• [DOCUMENT EXTRACT]:
- Clustered Data ONTAP: McAfee
- Clustered Data ONTAP: Sophos
- Clustered Data ONTAP: Symantec
- Clustered Data ONTAP: Trend Micro
- Clustered Data ONTAP 8
- Clustered Data ONTAP 9
For information regarding statistics collected under normal circumstances, see section 9.2. Monitoring Status and Performance Activities of the following individual Technical Reports.
- TR-4286: Antivirus Solution Guide for Clustered Data ONTAP: McAfee
- TR-4309: Antivirus Solution Guide for Clustered Data ONTAP: Sophos
- TR-4304: Antivirus Solution Guide for Clustered Data ONTAP: Symantec
- TR-4312: Antivirus Solution Guide for Clustered Data ONTAP: Trend Micro
What are Data ONTAP Vscan counters?
Vscan relevant counters are categorized as follows:
offbox_scan_status: Collected in dblade per-node basis. Available in the diag mode.
offbox_vscan: Collected in nblade per Vserver basis. Available in the admin mode.
offbox_vscan_server: Collected in nblade per [Vserver, server, node] basis. Available in the diag mode. This contains basic stats collected from the Vscan server.
offbox_scan_status counters on a per-node basis are used to monitor the rate of Vscan server requests that are dispatched and received per second, and the server latencies specific to that physical node.
offbox_vscan counters on a per SVM basis are used to monitor the rate of Vscan.
Server requests are dispatched and received per second, and the server latencies are across all Vscan servers.
offbox_vscan_server counters are Vscan server-side utilization statistics. These statistics are tracked on a per SVM, per off-box Vscan server, and per-node basis. They include CPU utilization on the Vscan server; queue depth for operations to be scanned on the Vscan server, both current and maximum; memory used; and network used.
These statistics are forwarded by Antivirus Connector to the statistics counters within Data ONTAP. They are based on data that is polled every 20 seconds and must be collected multiple times for accuracy; otherwise, the values seen in the statistics reflect only the last polling. CPU utilization and queues are particularly important to monitor and analyze. A high value for an average queue can indicate that the Vscan server has a bottleneck.
How do Data ONTAP Vscan counters look from a high-level perspective?
- Antivirus Software:
The antivirus software is installed and configured on the Vscan server to scan files for viruses or other malicious data. The antivirus software must be compliant with clustered Data ONTAP. Specify the remedial actions to be taken on infected files in the configuration of the antivirus software.
- Antivirus Connector:
Antivirus Connector is installed on the Vscan server to process scan requests and provide communication between the antivirus software and the server virtual machines (SVMs; formerly called Vservers) in the storage system running clustered Data ONTAP.
This is where the SVMVserver resides. This holds the specific Vscan configuration for each specific Vserver. This spans the whole cluster.

• [DATA FOR ANALYSIS]:
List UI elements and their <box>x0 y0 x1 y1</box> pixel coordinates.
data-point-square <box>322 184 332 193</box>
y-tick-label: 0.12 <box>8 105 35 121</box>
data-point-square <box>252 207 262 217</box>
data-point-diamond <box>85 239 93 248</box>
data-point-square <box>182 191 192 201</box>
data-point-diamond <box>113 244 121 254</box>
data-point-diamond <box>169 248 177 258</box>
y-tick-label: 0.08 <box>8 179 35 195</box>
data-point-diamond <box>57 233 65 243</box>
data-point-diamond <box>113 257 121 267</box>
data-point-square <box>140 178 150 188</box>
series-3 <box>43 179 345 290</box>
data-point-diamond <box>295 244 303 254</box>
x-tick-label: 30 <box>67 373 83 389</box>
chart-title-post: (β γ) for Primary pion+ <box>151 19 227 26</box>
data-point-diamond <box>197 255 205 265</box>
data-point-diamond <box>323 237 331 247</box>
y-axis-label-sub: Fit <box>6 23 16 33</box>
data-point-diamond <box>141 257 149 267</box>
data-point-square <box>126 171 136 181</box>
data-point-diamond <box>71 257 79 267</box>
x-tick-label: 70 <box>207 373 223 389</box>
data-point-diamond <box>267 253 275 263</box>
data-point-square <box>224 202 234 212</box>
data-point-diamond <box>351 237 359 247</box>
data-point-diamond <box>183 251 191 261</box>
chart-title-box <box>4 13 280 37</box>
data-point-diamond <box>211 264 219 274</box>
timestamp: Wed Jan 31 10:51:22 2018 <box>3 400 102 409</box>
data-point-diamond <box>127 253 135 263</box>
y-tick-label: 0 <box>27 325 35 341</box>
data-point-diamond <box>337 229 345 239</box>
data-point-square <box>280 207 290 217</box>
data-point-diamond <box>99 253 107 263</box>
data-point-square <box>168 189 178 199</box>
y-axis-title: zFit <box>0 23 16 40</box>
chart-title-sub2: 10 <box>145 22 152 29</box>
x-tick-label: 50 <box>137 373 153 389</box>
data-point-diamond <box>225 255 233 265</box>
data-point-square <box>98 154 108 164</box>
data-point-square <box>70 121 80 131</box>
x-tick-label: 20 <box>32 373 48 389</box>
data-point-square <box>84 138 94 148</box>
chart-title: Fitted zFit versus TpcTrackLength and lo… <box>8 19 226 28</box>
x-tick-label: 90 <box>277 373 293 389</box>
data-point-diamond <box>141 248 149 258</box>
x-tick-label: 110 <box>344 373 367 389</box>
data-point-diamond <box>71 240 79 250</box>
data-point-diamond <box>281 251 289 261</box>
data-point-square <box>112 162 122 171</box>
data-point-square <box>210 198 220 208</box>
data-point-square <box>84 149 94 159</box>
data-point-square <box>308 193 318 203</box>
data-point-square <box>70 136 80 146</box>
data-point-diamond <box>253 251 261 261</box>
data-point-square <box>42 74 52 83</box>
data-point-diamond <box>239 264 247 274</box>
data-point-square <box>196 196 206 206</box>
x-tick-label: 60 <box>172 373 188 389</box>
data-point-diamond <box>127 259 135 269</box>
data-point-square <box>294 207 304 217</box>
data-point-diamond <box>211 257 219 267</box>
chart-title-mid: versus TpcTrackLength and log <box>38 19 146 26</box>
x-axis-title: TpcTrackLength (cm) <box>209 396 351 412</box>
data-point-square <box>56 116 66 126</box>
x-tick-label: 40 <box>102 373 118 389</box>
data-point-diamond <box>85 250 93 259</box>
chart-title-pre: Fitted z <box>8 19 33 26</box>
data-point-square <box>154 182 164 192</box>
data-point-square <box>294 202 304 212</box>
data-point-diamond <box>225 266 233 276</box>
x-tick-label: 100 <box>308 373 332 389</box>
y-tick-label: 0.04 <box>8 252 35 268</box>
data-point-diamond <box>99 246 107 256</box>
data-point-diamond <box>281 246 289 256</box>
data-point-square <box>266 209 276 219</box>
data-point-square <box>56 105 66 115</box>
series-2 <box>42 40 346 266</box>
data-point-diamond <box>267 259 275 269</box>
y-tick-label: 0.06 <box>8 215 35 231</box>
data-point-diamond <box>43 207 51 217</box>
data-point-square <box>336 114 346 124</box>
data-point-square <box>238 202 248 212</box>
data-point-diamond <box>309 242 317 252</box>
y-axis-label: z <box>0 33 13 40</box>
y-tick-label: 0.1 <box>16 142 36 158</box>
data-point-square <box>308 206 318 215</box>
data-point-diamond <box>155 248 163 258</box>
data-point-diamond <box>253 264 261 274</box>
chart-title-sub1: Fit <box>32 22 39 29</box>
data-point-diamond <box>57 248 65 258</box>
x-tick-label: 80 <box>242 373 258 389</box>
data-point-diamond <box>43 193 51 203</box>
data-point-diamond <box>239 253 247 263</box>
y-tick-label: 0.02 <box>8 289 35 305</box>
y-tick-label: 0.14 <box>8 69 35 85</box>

• [TASK LIST]:
#1 According to the Vscan counters page, how often is the data behind the statistics forwarded by Antivirus Connector polled?
#2 Please reproduce word for word the passage of the Vscan counters page starting at "- Clustered Data ONTAP: McAfee" and ending at "ONTAP Vscan counters?".
The records have no connection to the Vscan counters page.

• [OUTPUTS BY TASK]:
#1 Every 20 seconds.

#2
- Clustered Data ONTAP: McAfee
- Clustered Data ONTAP: Sophos
- Clustered Data ONTAP: Symantec
- Clustered Data ONTAP: Trend Micro
- Clustered Data ONTAP 8
- Clustered Data ONTAP 9
For information regarding statistics collected under normal circumstances, see section 9.2. Monitoring Status and Performance Activities of the following individual Technical Reports.
- TR-4286: Antivirus Solution Guide for Clustered Data ONTAP: McAfee
- TR-4309: Antivirus Solution Guide for Clustered Data ONTAP: Sophos
- TR-4304: Antivirus Solution Guide for Clustered Data ONTAP: Symantec
- TR-4312: Antivirus Solution Guide for Clustered Data ONTAP: Trend Micro
What are Data ONTAP Vscan counters?